[Task]
Will you give every entry again exactly as it stands?

[Stored data entries]
[START]

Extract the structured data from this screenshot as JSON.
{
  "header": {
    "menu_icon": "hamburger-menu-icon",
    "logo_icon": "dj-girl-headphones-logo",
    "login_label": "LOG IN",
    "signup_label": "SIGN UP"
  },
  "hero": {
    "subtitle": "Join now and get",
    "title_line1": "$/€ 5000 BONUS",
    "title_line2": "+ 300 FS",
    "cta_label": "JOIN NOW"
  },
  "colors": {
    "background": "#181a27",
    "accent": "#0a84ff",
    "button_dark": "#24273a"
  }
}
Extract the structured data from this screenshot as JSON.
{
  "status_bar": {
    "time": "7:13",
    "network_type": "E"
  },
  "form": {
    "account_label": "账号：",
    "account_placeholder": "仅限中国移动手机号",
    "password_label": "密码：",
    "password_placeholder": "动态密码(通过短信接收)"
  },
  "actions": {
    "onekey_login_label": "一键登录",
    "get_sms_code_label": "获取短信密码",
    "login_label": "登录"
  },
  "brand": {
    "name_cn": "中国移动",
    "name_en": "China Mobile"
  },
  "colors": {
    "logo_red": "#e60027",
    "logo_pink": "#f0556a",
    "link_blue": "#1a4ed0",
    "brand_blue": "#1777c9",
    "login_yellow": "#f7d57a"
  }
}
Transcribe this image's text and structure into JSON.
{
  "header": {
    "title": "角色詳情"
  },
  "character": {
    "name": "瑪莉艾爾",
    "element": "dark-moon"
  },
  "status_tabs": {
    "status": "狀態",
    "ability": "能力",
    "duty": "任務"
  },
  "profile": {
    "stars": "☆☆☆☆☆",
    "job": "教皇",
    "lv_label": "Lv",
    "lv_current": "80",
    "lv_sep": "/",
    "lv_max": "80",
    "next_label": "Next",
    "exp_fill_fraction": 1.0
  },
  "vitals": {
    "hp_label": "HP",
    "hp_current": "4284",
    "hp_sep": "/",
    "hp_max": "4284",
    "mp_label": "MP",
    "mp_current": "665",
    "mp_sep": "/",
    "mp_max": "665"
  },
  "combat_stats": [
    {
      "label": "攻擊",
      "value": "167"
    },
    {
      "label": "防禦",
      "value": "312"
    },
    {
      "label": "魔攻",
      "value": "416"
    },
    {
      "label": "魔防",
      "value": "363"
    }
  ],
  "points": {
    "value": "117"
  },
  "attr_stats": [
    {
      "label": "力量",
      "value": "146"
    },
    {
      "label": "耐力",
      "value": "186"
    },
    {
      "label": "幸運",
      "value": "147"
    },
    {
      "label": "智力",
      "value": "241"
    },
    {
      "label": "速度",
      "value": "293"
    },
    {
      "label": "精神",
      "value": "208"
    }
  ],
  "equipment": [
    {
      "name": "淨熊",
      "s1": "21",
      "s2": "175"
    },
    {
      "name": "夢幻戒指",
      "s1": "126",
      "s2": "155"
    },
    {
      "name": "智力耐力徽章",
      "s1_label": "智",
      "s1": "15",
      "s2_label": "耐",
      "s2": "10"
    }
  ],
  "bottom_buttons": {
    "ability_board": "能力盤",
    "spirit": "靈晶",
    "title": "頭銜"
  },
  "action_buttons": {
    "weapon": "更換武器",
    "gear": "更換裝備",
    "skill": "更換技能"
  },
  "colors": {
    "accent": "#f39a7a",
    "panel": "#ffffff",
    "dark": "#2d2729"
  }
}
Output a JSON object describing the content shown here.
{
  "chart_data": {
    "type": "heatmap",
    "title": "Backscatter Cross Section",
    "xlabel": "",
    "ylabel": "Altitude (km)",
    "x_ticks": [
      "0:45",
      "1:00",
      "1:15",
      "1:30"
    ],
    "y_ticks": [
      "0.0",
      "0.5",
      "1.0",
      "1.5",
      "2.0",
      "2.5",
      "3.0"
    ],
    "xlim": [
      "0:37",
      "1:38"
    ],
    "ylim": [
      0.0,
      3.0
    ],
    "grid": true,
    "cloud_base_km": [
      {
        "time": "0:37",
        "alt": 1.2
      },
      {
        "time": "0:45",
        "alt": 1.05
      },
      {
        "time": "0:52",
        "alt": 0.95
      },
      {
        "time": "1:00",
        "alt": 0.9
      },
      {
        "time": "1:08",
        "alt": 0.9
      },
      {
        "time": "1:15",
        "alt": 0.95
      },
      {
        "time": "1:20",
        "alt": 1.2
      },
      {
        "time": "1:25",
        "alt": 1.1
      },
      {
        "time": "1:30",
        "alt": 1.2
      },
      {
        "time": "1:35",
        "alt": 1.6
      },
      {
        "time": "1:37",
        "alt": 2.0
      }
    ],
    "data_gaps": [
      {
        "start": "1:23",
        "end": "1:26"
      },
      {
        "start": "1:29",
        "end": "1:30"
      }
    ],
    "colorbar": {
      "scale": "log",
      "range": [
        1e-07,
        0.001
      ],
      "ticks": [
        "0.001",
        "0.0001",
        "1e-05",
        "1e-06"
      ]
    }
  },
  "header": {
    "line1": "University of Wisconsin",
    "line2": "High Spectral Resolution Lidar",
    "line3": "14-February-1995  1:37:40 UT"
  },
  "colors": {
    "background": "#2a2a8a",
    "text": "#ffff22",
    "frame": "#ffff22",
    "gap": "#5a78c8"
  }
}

[END]

[Final result]
Extract the structured data from this screenshot as JSON.
{
  "header": {
    "menu_icon": "hamburger-menu-icon",
    "logo_icon": "dj-girl-headphones-logo",
    "login_label": "LOG IN",
    "signup_label": "SIGN UP"
  },
  "hero": {
    "subtitle": "Join now and get",
    "title_line1": "$/€ 5000 BONUS",
    "title_line2": "+ 300 FS",
    "cta_label": "JOIN NOW"
  },
  "colors": {
    "background": "#181a27",
    "accent": "#0a84ff",
    "button_dark": "#24273a"
  }
}
Extract the structured data from this screenshot as JSON.
{
  "status_bar": {
    "time": "7:13",
    "network_type": "E"
  },
  "form": {
    "account_label": "账号：",
    "account_placeholder": "仅限中国移动手机号",
    "password_label": "密码：",
    "password_placeholder": "动态密码(通过短信接收)"
  },
  "actions": {
    "onekey_login_label": "一键登录",
    "get_sms_code_label": "获取短信密码",
    "login_label": "登录"
  },
  "brand": {
    "name_cn": "中国移动",
    "name_en": "China Mobile"
  },
  "colors": {
    "logo_red": "#e60027",
    "logo_pink": "#f0556a",
    "link_blue": "#1a4ed0",
    "brand_blue": "#1777c9",
    "login_yellow": "#f7d57a"
  }
}
Transcribe this image's text and structure into JSON.
{
  "header": {
    "title": "角色詳情"
  },
  "character": {
    "name": "瑪莉艾爾",
    "element": "dark-moon"
  },
  "status_tabs": {
    "status": "狀態",
    "ability": "能力",
    "duty": "任務"
  },
  "profile": {
    "stars": "☆☆☆☆☆",
    "job": "教皇",
    "lv_label": "Lv",
    "lv_current": "80",
    "lv_sep": "/",
    "lv_max": "80",
    "next_label": "Next",
    "exp_fill_fraction": 1.0
  },
  "vitals": {
    "hp_label": "HP",
    "hp_current": "4284",
    "hp_sep": "/",
    "hp_max": "4284",
    "mp_label": "MP",
    "mp_current": "665",
    "mp_sep": "/",
    "mp_max": "665"
  },
  "combat_stats": [
    {
      "label": "攻擊",
      "value": "167"
    },
    {
      "label": "防禦",
      "value": "312"
    },
    {
      "label": "魔攻",
      "value": "416"
    },
    {
      "label": "魔防",
      "value": "363"
    }
  ],
  "points": {
    "value": "117"
  },
  "attr_stats": [
    {
      "label": "力量",
      "value": "146"
    },
    {
      "label": "耐力",
      "value": "186"
    },
    {
      "label": "幸運",
      "value": "147"
    },
    {
      "label": "智力",
      "value": "241"
    },
    {
      "label": "速度",
      "value": "293"
    },
    {
      "label": "精神",
      "value": "208"
    }
  ],
  "equipment": [
    {
      "name": "淨熊",
      "s1": "21",
      "s2": "175"
    },
    {
      "name": "夢幻戒指",
      "s1": "126",
      "s2": "155"
    },
    {
      "name": "智力耐力徽章",
      "s1_label": "智",
      "s1": "15",
      "s2_label": "耐",
      "s2": "10"
    }
  ],
  "bottom_buttons": {
    "ability_board": "能力盤",
    "spirit": "靈晶",
    "title": "頭銜"
  },
  "action_buttons": {
    "weapon": "更換武器",
    "gear": "更換裝備",
    "skill": "更換技能"
  },
  "colors": {
    "accent": "#f39a7a",
    "panel": "#ffffff",
    "dark": "#2d2729"
  }
}
Output a JSON object describing the content shown here.
{
  "chart_data": {
    "type": "heatmap",
    "title": "Backscatter Cross Section",
    "xlabel": "",
    "ylabel": "Altitude (km)",
    "x_ticks": [
      "0:45",
      "1:00",
      "1:15",
      "1:30"
    ],
    "y_ticks": [
      "0.0",
      "0.5",
      "1.0",
      "1.5",
      "2.0",
      "2.5",
      "3.0"
    ],
    "xlim": [
      "0:37",
      "1:38"
    ],
    "ylim": [
      0.0,
      3.0
    ],
    "grid": true,
    "cloud_base_km": [
      {
        "time": "0:37",
        "alt": 1.2
      },
      {
        "time": "0:45",
        "alt": 1.05
      },
      {
        "time": "0:52",
        "alt": 0.95
      },
      {
        "time": "1:00",
        "alt": 0.9
      },
      {
        "time": "1:08",
        "alt": 0.9
      },
      {
        "time": "1:15",
        "alt": 0.95
      },
      {
        "time": "1:20",
        "alt": 1.2
      },
      {
        "time": "1:25",
        "alt": 1.1
      },
      {
        "time": "1:30",
        "alt": 1.2
      },
      {
        "time": "1:35",
        "alt": 1.6
      },
      {
        "time": "1:37",
        "alt": 2.0
      }
    ],
    "data_gaps": [
      {
        "start": "1:23",
        "end": "1:26"
      },
      {
        "start": "1:29",
        "end": "1:30"
      }
    ],
    "colorbar": {
      "scale": "log",
      "range": [
        1e-07,
        0.001
      ],
      "ticks": [
        "0.001",
        "0.0001",
        "1e-05",
        "1e-06"
      ]
    }
  },
  "header": {
    "line1": "University of Wisconsin",
    "line2": "High Spectral Resolution Lidar",
    "line3": "14-February-1995  1:37:40 UT"
  },
  "colors": {
    "background": "#2a2a8a",
    "text": "#ffff22",
    "frame": "#ffff22",
    "gap": "#5a78c8"
  }
}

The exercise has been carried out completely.